## TASK DESCRIPTION
Report only how many lines of the entries below contain the string "Market".

Dataset entries on figures
·····

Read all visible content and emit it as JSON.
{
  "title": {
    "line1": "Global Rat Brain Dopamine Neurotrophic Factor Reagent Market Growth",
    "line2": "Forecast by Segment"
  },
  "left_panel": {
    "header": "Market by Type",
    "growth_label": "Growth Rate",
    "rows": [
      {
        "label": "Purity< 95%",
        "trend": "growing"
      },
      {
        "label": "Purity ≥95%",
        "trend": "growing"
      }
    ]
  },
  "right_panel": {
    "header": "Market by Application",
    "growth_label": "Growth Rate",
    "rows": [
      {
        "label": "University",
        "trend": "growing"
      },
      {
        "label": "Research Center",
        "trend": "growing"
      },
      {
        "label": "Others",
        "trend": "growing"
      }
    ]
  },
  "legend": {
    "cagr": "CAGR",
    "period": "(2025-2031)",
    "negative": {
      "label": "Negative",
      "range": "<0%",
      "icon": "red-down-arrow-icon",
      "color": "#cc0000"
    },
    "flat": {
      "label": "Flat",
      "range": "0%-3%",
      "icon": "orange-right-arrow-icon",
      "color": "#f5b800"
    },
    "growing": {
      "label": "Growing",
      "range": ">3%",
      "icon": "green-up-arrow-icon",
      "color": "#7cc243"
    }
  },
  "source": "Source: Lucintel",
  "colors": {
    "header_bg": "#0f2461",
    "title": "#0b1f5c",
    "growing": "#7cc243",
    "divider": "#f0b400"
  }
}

·····

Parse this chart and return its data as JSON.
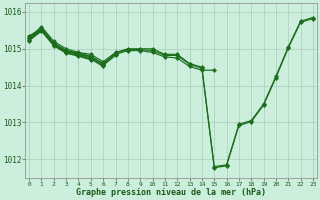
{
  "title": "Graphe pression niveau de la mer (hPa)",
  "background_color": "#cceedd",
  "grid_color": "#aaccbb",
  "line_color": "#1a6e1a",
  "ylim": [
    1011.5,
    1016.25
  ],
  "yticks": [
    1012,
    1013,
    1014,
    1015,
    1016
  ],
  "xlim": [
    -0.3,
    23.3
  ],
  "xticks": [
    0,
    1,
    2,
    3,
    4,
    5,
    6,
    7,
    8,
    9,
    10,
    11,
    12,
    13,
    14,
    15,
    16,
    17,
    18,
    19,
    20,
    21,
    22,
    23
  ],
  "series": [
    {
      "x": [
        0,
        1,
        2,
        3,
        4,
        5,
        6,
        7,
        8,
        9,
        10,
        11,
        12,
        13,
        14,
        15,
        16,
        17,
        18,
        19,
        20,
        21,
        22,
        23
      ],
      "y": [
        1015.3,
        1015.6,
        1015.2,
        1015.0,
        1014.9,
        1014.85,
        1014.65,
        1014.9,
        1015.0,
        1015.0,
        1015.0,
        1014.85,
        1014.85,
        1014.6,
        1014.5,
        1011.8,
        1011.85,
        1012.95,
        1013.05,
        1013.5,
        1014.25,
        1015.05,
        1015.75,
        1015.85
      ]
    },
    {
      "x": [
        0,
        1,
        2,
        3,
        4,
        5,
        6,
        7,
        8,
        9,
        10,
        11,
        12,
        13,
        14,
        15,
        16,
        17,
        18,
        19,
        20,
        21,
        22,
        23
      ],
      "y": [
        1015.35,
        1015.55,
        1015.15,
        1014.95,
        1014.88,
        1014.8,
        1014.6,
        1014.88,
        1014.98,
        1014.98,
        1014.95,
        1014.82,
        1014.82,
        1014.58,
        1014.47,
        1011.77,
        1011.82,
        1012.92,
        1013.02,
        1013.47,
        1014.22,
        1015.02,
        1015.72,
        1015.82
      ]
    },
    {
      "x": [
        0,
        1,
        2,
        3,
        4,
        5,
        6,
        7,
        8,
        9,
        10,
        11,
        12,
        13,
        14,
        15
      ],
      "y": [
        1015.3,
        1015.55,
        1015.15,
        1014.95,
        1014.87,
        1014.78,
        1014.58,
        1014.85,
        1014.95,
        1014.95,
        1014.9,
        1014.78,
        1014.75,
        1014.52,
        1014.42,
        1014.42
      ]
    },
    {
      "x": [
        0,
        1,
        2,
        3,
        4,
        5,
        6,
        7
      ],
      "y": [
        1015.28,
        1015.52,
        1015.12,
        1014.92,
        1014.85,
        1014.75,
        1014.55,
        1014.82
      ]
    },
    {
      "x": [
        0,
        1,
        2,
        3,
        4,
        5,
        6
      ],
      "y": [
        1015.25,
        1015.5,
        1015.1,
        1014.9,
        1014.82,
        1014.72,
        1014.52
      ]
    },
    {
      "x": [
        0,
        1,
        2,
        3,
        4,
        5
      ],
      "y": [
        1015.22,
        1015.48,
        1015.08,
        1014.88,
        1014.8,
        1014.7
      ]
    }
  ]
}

·····

## SOLUTION FOR THIS EXERCISE
3